• [Required task]: State the number of lines that hold the string "JSON", with nothing added.

─── Input data

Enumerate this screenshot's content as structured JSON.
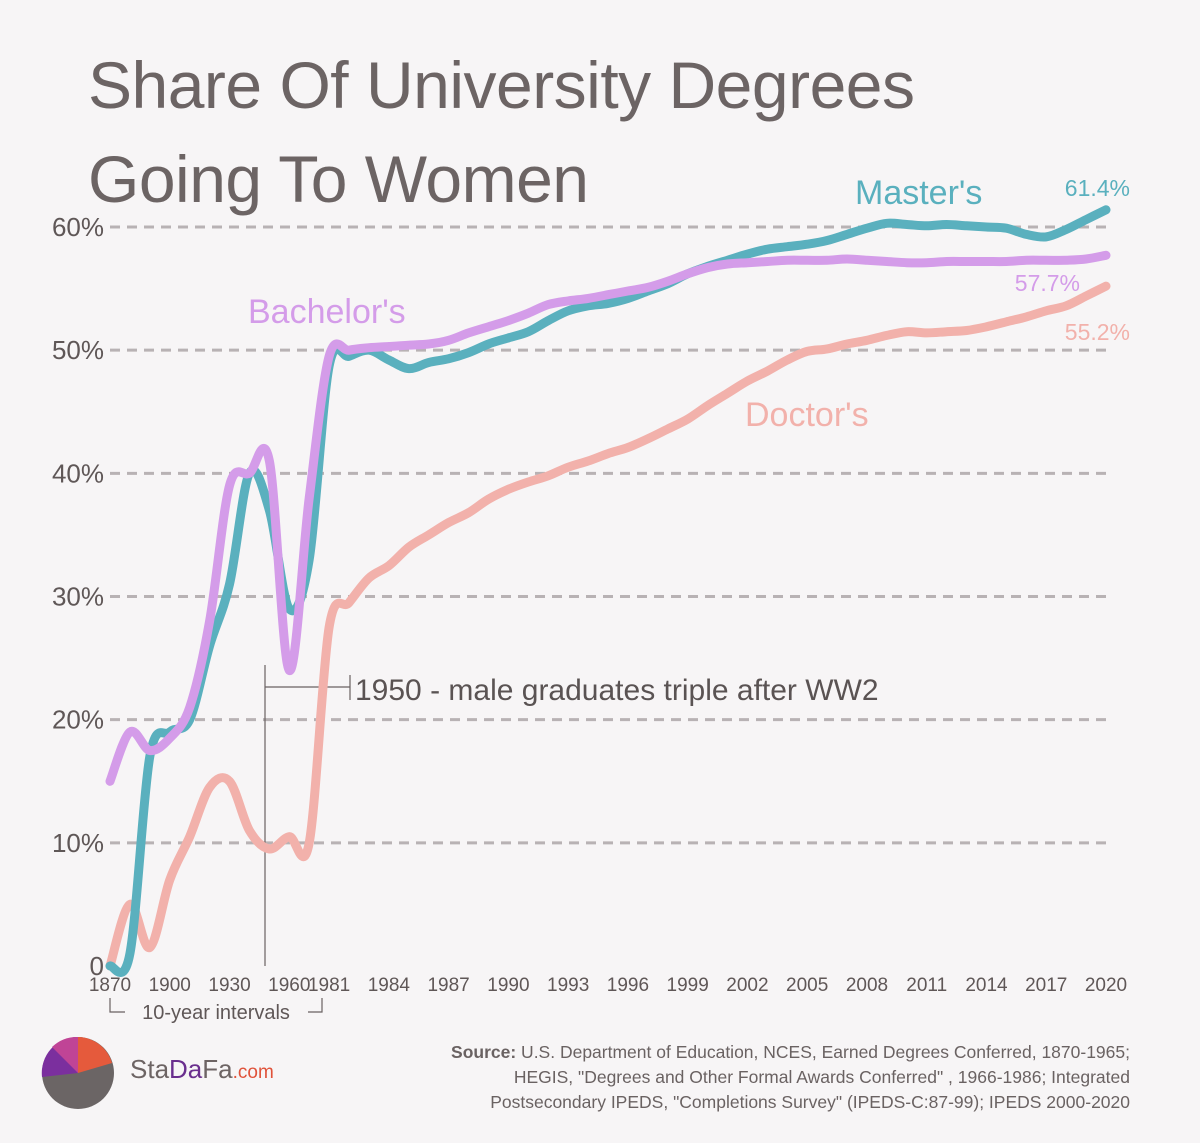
{
  "title": {
    "line1": "Share Of University Degrees",
    "line2": "Going To Women"
  },
  "chart_data": {
    "type": "line",
    "x": [
      "1870",
      "1880",
      "1890",
      "1900",
      "1910",
      "1920",
      "1930",
      "1940",
      "1950",
      "1960",
      "1970",
      "1981",
      "1982",
      "1983",
      "1984",
      "1985",
      "1986",
      "1987",
      "1988",
      "1989",
      "1990",
      "1991",
      "1992",
      "1993",
      "1994",
      "1995",
      "1996",
      "1997",
      "1998",
      "1999",
      "2000",
      "2001",
      "2002",
      "2003",
      "2004",
      "2005",
      "2006",
      "2007",
      "2008",
      "2009",
      "2010",
      "2011",
      "2012",
      "2013",
      "2014",
      "2015",
      "2016",
      "2017",
      "2018",
      "2019",
      "2020"
    ],
    "x_tick_labels": [
      "1870",
      "1900",
      "1930",
      "1960",
      "1981",
      "1984",
      "1987",
      "1990",
      "1993",
      "1996",
      "1999",
      "2002",
      "2005",
      "2008",
      "2011",
      "2014",
      "2017",
      "2020"
    ],
    "y_tick_labels": [
      "0",
      "10%",
      "20%",
      "30%",
      "40%",
      "50%",
      "60%"
    ],
    "ylim": [
      0,
      60
    ],
    "grid": true,
    "series": [
      {
        "name": "Master's",
        "color": "#5ab0be",
        "values": [
          0,
          1,
          17,
          19,
          20,
          26,
          31,
          40,
          37,
          29,
          33,
          48.7,
          49.5,
          50,
          49.2,
          48.5,
          49,
          49.3,
          49.8,
          50.5,
          51,
          51.5,
          52.4,
          53.2,
          53.6,
          53.8,
          54.2,
          54.8,
          55.4,
          56.2,
          56.8,
          57.3,
          57.8,
          58.2,
          58.4,
          58.6,
          58.9,
          59.4,
          59.9,
          60.3,
          60.2,
          60.1,
          60.2,
          60.1,
          60,
          59.9,
          59.4,
          59.2,
          59.8,
          60.6,
          61.4
        ]
      },
      {
        "name": "Bachelor's",
        "color": "#d49ce9",
        "values": [
          15,
          19,
          17.5,
          18.5,
          21,
          28,
          39,
          40,
          41,
          24,
          38,
          49.5,
          50,
          50.2,
          50.3,
          50.4,
          50.5,
          50.8,
          51.4,
          51.9,
          52.4,
          53,
          53.7,
          54,
          54.2,
          54.5,
          54.8,
          55.1,
          55.6,
          56.2,
          56.7,
          57,
          57.1,
          57.2,
          57.3,
          57.3,
          57.3,
          57.4,
          57.3,
          57.2,
          57.1,
          57.1,
          57.2,
          57.2,
          57.2,
          57.2,
          57.3,
          57.3,
          57.3,
          57.4,
          57.7
        ]
      },
      {
        "name": "Doctor's",
        "color": "#f2b1ab",
        "values": [
          0,
          5,
          1.5,
          7,
          10.5,
          14.5,
          15,
          11,
          9.5,
          10.5,
          10,
          27.5,
          29.5,
          31.5,
          32.5,
          34,
          35,
          36,
          36.8,
          37.9,
          38.7,
          39.3,
          39.8,
          40.5,
          41,
          41.6,
          42.1,
          42.8,
          43.6,
          44.4,
          45.5,
          46.5,
          47.5,
          48.3,
          49.2,
          49.9,
          50.1,
          50.5,
          50.8,
          51.2,
          51.5,
          51.4,
          51.5,
          51.6,
          51.9,
          52.3,
          52.7,
          53.2,
          53.6,
          54.4,
          55.2
        ]
      }
    ],
    "end_labels": [
      "61.4%",
      "57.7%",
      "55.2%"
    ],
    "annotation": "1950 - male graduates triple after WW2",
    "interval_note": "10-year intervals"
  },
  "brand": {
    "name_a": "Sta",
    "name_b": "Da",
    "name_c": "Fa",
    "domain": ".com"
  },
  "source": {
    "label": "Source:",
    "line1": " U.S. Department of Education, NCES, Earned Degrees Conferred, 1870-1965;",
    "line2": "HEGIS, \"Degrees and Other Formal Awards Conferred\" , 1966-1986; Integrated",
    "line3": "Postsecondary IPEDS, \"Completions Survey\" (IPEDS-C:87-99); IPEDS 2000-2020"
  }
}
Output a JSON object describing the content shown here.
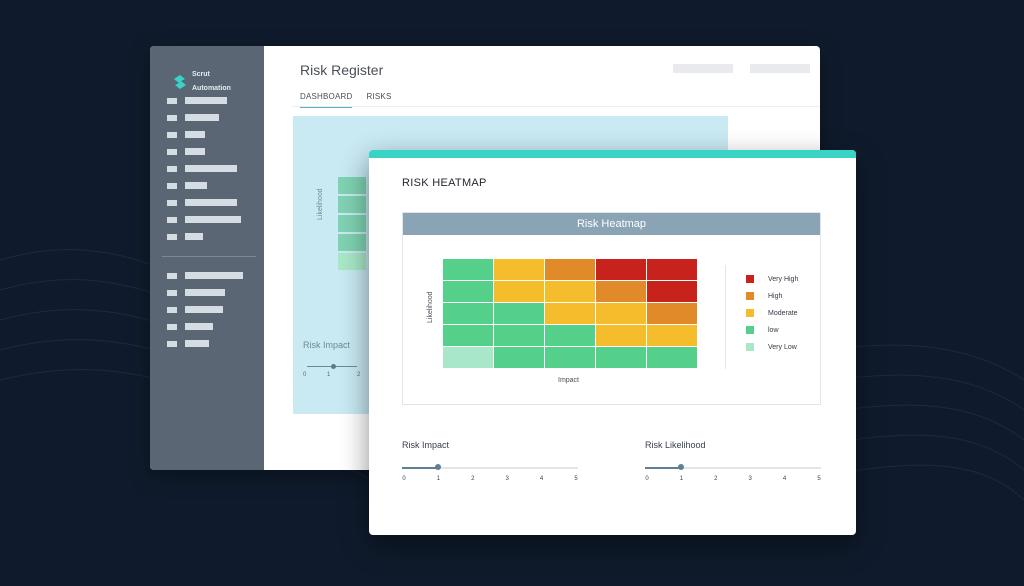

──────

• [Finished exercise]: 2